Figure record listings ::
##########

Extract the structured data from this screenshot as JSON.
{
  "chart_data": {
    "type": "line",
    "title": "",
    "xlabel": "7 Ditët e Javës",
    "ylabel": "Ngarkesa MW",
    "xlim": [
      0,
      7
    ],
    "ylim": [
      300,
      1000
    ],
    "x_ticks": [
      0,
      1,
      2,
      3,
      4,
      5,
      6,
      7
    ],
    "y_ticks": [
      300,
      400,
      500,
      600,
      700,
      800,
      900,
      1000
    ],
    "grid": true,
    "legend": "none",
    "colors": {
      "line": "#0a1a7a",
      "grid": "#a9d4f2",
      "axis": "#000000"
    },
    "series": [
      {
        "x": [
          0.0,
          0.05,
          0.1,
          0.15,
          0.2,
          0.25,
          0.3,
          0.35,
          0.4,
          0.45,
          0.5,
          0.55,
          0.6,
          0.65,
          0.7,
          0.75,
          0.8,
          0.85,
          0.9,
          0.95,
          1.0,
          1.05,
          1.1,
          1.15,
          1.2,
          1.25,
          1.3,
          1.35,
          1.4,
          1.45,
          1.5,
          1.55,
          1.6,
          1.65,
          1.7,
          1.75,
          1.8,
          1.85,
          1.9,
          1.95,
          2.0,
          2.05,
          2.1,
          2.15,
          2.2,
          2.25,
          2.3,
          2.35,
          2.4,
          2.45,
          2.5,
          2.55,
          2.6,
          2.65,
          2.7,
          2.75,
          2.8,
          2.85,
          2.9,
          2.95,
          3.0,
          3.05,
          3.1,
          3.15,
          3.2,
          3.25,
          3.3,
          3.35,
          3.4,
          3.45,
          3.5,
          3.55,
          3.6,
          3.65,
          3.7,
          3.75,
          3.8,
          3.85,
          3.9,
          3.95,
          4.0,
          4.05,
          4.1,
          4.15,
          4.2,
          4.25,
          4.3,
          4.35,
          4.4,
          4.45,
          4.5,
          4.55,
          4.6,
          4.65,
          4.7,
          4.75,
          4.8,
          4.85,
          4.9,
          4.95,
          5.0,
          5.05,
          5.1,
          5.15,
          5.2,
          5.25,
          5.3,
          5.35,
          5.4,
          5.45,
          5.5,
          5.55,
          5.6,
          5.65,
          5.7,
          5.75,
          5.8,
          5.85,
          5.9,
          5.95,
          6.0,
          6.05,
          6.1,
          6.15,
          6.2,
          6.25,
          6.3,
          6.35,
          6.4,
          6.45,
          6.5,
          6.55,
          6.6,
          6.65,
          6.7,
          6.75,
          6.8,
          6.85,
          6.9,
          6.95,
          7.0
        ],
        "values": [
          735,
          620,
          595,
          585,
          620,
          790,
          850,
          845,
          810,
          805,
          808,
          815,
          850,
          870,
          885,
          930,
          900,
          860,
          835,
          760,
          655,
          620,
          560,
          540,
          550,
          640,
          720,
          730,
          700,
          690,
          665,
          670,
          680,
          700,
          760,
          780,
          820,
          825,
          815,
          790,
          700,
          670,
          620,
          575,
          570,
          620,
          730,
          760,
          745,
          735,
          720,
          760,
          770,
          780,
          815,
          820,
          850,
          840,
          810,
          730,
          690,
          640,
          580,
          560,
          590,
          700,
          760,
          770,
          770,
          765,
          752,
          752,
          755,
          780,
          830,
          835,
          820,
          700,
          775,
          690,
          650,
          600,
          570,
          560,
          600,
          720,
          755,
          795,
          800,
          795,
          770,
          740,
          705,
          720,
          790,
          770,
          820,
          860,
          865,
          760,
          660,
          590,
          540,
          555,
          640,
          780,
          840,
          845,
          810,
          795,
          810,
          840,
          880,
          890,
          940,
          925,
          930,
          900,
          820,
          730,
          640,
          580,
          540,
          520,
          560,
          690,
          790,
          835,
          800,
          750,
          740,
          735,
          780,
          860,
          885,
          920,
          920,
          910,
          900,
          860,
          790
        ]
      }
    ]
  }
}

##########

TASK GOAL :: The entries above must be returned in full, exactly as shown.

CORRECT ANSWER ::
Extract the structured data from this screenshot as JSON.
{
  "chart_data": {
    "type": "line",
    "title": "",
    "xlabel": "7 Ditët e Javës",
    "ylabel": "Ngarkesa MW",
    "xlim": [
      0,
      7
    ],
    "ylim": [
      300,
      1000
    ],
    "x_ticks": [
      0,
      1,
      2,
      3,
      4,
      5,
      6,
      7
    ],
    "y_ticks": [
      300,
      400,
      500,
      600,
      700,
      800,
      900,
      1000
    ],
    "grid": true,
    "legend": "none",
    "colors": {
      "line": "#0a1a7a",
      "grid": "#a9d4f2",
      "axis": "#000000"
    },
    "series": [
      {
        "x": [
          0.0,
          0.05,
          0.1,
          0.15,
          0.2,
          0.25,
          0.3,
          0.35,
          0.4,
          0.45,
          0.5,
          0.55,
          0.6,
          0.65,
          0.7,
          0.75,
          0.8,
          0.85,
          0.9,
          0.95,
          1.0,
          1.05,
          1.1,
          1.15,
          1.2,
          1.25,
          1.3,
          1.35,
          1.4,
          1.45,
          1.5,
          1.55,
          1.6,
          1.65,
          1.7,
          1.75,
          1.8,
          1.85,
          1.9,
          1.95,
          2.0,
          2.05,
          2.1,
          2.15,
          2.2,
          2.25,
          2.3,
          2.35,
          2.4,
          2.45,
          2.5,
          2.55,
          2.6,
          2.65,
          2.7,
          2.75,
          2.8,
          2.85,
          2.9,
          2.95,
          3.0,
          3.05,
          3.1,
          3.15,
          3.2,
          3.25,
          3.3,
          3.35,
          3.4,
          3.45,
          3.5,
          3.55,
          3.6,
          3.65,
          3.7,
          3.75,
          3.8,
          3.85,
          3.9,
          3.95,
          4.0,
          4.05,
          4.1,
          4.15,
          4.2,
          4.25,
          4.3,
          4.35,
          4.4,
          4.45,
          4.5,
          4.55,
          4.6,
          4.65,
          4.7,
          4.75,
          4.8,
          4.85,
          4.9,
          4.95,
          5.0,
          5.05,
          5.1,
          5.15,
          5.2,
          5.25,
          5.3,
          5.35,
          5.4,
          5.45,
          5.5,
          5.55,
          5.6,
          5.65,
          5.7,
          5.75,
          5.8,
          5.85,
          5.9,
          5.95,
          6.0,
          6.05,
          6.1,
          6.15,
          6.2,
          6.25,
          6.3,
          6.35,
          6.4,
          6.45,
          6.5,
          6.55,
          6.6,
          6.65,
          6.7,
          6.75,
          6.8,
          6.85,
          6.9,
          6.95,
          7.0
        ],
        "values": [
          735,
          620,
          595,
          585,
          620,
          790,
          850,
          845,
          810,
          805,
          808,
          815,
          850,
          870,
          885,
          930,
          900,
          860,
          835,
          760,
          655,
          620,
          560,
          540,
          550,
          640,
          720,
          730,
          700,
          690,
          665,
          670,
          680,
          700,
          760,
          780,
          820,
          825,
          815,
          790,
          700,
          670,
          620,
          575,
          570,
          620,
          730,
          760,
          745,
          735,
          720,
          760,
          770,
          780,
          815,
          820,
          850,
          840,
          810,
          730,
          690,
          640,
          580,
          560,
          590,
          700,
          760,
          770,
          770,
          765,
          752,
          752,
          755,
          780,
          830,
          835,
          820,
          700,
          775,
          690,
          650,
          600,
          570,
          560,
          600,
          720,
          755,
          795,
          800,
          795,
          770,
          740,
          705,
          720,
          790,
          770,
          820,
          860,
          865,
          760,
          660,
          590,
          540,
          555,
          640,
          780,
          840,
          845,
          810,
          795,
          810,
          840,
          880,
          890,
          940,
          925,
          930,
          900,
          820,
          730,
          640,
          580,
          540,
          520,
          560,
          690,
          790,
          835,
          800,
          750,
          740,
          735,
          780,
          860,
          885,
          920,
          920,
          910,
          900,
          860,
          790
        ]
      }
    ]
  }
}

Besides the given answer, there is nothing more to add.